Copy the data below exactly as it appears, every line of it.

Provided records:
* begin *

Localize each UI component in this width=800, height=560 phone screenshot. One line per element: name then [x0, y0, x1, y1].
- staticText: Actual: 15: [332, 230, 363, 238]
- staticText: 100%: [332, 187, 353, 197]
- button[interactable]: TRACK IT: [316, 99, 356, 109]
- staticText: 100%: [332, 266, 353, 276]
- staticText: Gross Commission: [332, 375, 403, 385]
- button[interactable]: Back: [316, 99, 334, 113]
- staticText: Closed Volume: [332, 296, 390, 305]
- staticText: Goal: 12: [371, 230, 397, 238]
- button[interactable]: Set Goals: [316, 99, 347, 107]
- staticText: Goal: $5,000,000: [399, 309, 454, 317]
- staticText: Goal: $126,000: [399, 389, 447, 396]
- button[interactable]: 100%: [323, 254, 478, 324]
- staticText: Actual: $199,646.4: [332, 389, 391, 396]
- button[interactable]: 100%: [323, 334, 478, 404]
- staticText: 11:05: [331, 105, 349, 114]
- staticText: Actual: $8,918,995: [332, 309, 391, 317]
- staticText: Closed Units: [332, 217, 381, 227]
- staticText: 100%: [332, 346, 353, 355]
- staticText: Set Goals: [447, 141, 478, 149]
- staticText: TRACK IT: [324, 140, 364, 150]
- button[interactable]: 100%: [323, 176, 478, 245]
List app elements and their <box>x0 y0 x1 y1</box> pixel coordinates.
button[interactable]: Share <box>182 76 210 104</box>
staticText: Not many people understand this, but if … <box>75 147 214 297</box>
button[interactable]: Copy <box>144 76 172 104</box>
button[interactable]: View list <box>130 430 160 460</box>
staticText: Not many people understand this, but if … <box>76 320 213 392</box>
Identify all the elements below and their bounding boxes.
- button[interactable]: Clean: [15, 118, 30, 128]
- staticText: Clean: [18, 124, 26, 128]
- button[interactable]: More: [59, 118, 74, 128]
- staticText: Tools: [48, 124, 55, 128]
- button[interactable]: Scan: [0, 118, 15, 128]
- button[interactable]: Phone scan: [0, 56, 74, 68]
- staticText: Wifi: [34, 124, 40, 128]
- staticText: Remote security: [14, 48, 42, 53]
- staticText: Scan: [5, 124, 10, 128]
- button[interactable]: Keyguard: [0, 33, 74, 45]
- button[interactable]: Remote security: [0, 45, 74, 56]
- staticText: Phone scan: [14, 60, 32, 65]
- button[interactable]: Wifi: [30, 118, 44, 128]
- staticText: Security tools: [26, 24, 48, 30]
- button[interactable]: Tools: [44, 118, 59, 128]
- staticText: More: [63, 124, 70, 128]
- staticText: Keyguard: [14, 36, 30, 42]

* end *

Reply to the exercise:
Localize each UI component in this width=800, height=560 phone screenshot. One line per element: name then [x0, y0, x1, y1].
- staticText: Actual: 15: [332, 230, 363, 238]
- staticText: 100%: [332, 187, 353, 197]
- button[interactable]: TRACK IT: [316, 99, 356, 109]
- staticText: 100%: [332, 266, 353, 276]
- staticText: Gross Commission: [332, 375, 403, 385]
- button[interactable]: Back: [316, 99, 334, 113]
- staticText: Closed Volume: [332, 296, 390, 305]
- staticText: Goal: 12: [371, 230, 397, 238]
- button[interactable]: Set Goals: [316, 99, 347, 107]
- staticText: Goal: $5,000,000: [399, 309, 454, 317]
- staticText: Goal: $126,000: [399, 389, 447, 396]
- button[interactable]: 100%: [323, 254, 478, 324]
- staticText: Actual: $199,646.4: [332, 389, 391, 396]
- button[interactable]: 100%: [323, 334, 478, 404]
- staticText: 11:05: [331, 105, 349, 114]
- staticText: Actual: $8,918,995: [332, 309, 391, 317]
- staticText: Closed Units: [332, 217, 381, 227]
- staticText: 100%: [332, 346, 353, 355]
- staticText: Set Goals: [447, 141, 478, 149]
- staticText: TRACK IT: [324, 140, 364, 150]
- button[interactable]: 100%: [323, 176, 478, 245]
List app elements and their <box>x0 y0 x1 y1</box> pixel coordinates.
button[interactable]: Share <box>182 76 210 104</box>
staticText: Not many people understand this, but if … <box>75 147 214 297</box>
button[interactable]: Copy <box>144 76 172 104</box>
button[interactable]: View list <box>130 430 160 460</box>
staticText: Not many people understand this, but if … <box>76 320 213 392</box>
Identify all the elements below and their bounding boxes.
- button[interactable]: Clean: [15, 118, 30, 128]
- staticText: Clean: [18, 124, 26, 128]
- button[interactable]: More: [59, 118, 74, 128]
- staticText: Tools: [48, 124, 55, 128]
- button[interactable]: Scan: [0, 118, 15, 128]
- button[interactable]: Phone scan: [0, 56, 74, 68]
- staticText: Wifi: [34, 124, 40, 128]
- staticText: Remote security: [14, 48, 42, 53]
- staticText: Scan: [5, 124, 10, 128]
- button[interactable]: Keyguard: [0, 33, 74, 45]
- button[interactable]: Remote security: [0, 45, 74, 56]
- staticText: Phone scan: [14, 60, 32, 65]
- button[interactable]: Wifi: [30, 118, 44, 128]
- staticText: Security tools: [26, 24, 48, 30]
- button[interactable]: Tools: [44, 118, 59, 128]
- staticText: More: [63, 124, 70, 128]
- staticText: Keyguard: [14, 36, 30, 42]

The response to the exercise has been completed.